• Stated exercise:
Give back every line exactly as it appears, pictures excluded.
--- Start of Records supplied ---
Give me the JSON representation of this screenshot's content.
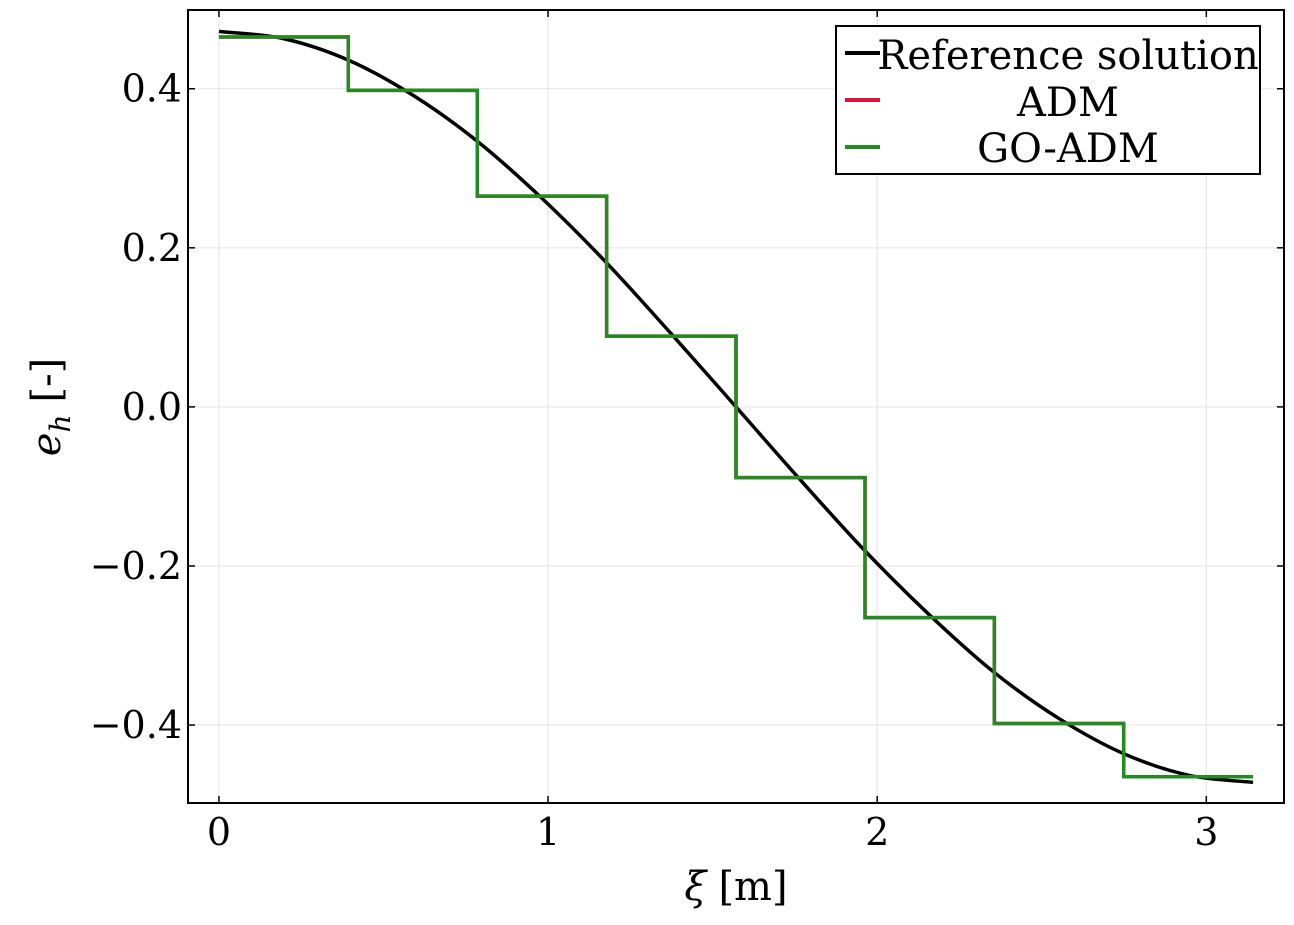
{
  "chart_data": {
    "type": "line",
    "title": "",
    "xlabel_main": "ξ",
    "xlabel_unit": "[m]",
    "ylabel_main": "e",
    "ylabel_sub": "h",
    "ylabel_unit": "[-]",
    "xlim": [
      -0.094,
      3.236
    ],
    "ylim": [
      -0.498,
      0.499
    ],
    "grid": true,
    "legend_position": "top-right",
    "xticks": [
      0,
      1,
      2,
      3
    ],
    "xtick_labels": [
      "0",
      "1",
      "2",
      "3"
    ],
    "yticks": [
      0.4,
      0.2,
      0.0,
      -0.2,
      -0.4
    ],
    "ytick_labels": [
      "0.4",
      "0.2",
      "0.0",
      "−0.2",
      "−0.4"
    ],
    "series": [
      {
        "name": "Reference solution",
        "color": "#000000",
        "kind": "line",
        "x": [
          0,
          0.196,
          0.393,
          0.589,
          0.785,
          0.982,
          1.178,
          1.374,
          1.571,
          1.767,
          1.963,
          2.16,
          2.356,
          2.553,
          2.749,
          2.945,
          3.142
        ],
        "y": [
          0.472,
          0.463,
          0.436,
          0.392,
          0.334,
          0.262,
          0.181,
          0.092,
          0.0,
          -0.092,
          -0.181,
          -0.262,
          -0.334,
          -0.392,
          -0.436,
          -0.463,
          -0.472
        ]
      },
      {
        "name": "ADM",
        "color": "#dc143c",
        "kind": "step",
        "edges": [
          0,
          0.393,
          0.785,
          1.178,
          1.571,
          1.963,
          2.356,
          2.749,
          3.142
        ],
        "values": [
          0.465,
          0.398,
          0.265,
          0.089,
          -0.089,
          -0.265,
          -0.398,
          -0.465
        ]
      },
      {
        "name": "GO-ADM",
        "color": "#228b22",
        "kind": "step",
        "edges": [
          0,
          0.393,
          0.785,
          1.178,
          1.571,
          1.963,
          2.356,
          2.749,
          3.142
        ],
        "values": [
          0.465,
          0.398,
          0.265,
          0.089,
          -0.089,
          -0.265,
          -0.398,
          -0.465
        ]
      }
    ]
  }
}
--- End of Records supplied ---
• Correct result:
Give me the JSON representation of this screenshot's content.
{
  "chart_data": {
    "type": "line",
    "title": "",
    "xlabel_main": "ξ",
    "xlabel_unit": "[m]",
    "ylabel_main": "e",
    "ylabel_sub": "h",
    "ylabel_unit": "[-]",
    "xlim": [
      -0.094,
      3.236
    ],
    "ylim": [
      -0.498,
      0.499
    ],
    "grid": true,
    "legend_position": "top-right",
    "xticks": [
      0,
      1,
      2,
      3
    ],
    "xtick_labels": [
      "0",
      "1",
      "2",
      "3"
    ],
    "yticks": [
      0.4,
      0.2,
      0.0,
      -0.2,
      -0.4
    ],
    "ytick_labels": [
      "0.4",
      "0.2",
      "0.0",
      "−0.2",
      "−0.4"
    ],
    "series": [
      {
        "name": "Reference solution",
        "color": "#000000",
        "kind": "line",
        "x": [
          0,
          0.196,
          0.393,
          0.589,
          0.785,
          0.982,
          1.178,
          1.374,
          1.571,
          1.767,
          1.963,
          2.16,
          2.356,
          2.553,
          2.749,
          2.945,
          3.142
        ],
        "y": [
          0.472,
          0.463,
          0.436,
          0.392,
          0.334,
          0.262,
          0.181,
          0.092,
          0.0,
          -0.092,
          -0.181,
          -0.262,
          -0.334,
          -0.392,
          -0.436,
          -0.463,
          -0.472
        ]
      },
      {
        "name": "ADM",
        "color": "#dc143c",
        "kind": "step",
        "edges": [
          0,
          0.393,
          0.785,
          1.178,
          1.571,
          1.963,
          2.356,
          2.749,
          3.142
        ],
        "values": [
          0.465,
          0.398,
          0.265,
          0.089,
          -0.089,
          -0.265,
          -0.398,
          -0.465
        ]
      },
      {
        "name": "GO-ADM",
        "color": "#228b22",
        "kind": "step",
        "edges": [
          0,
          0.393,
          0.785,
          1.178,
          1.571,
          1.963,
          2.356,
          2.749,
          3.142
        ],
        "values": [
          0.465,
          0.398,
          0.265,
          0.089,
          -0.089,
          -0.265,
          -0.398,
          -0.465
        ]
      }
    ]
  }
}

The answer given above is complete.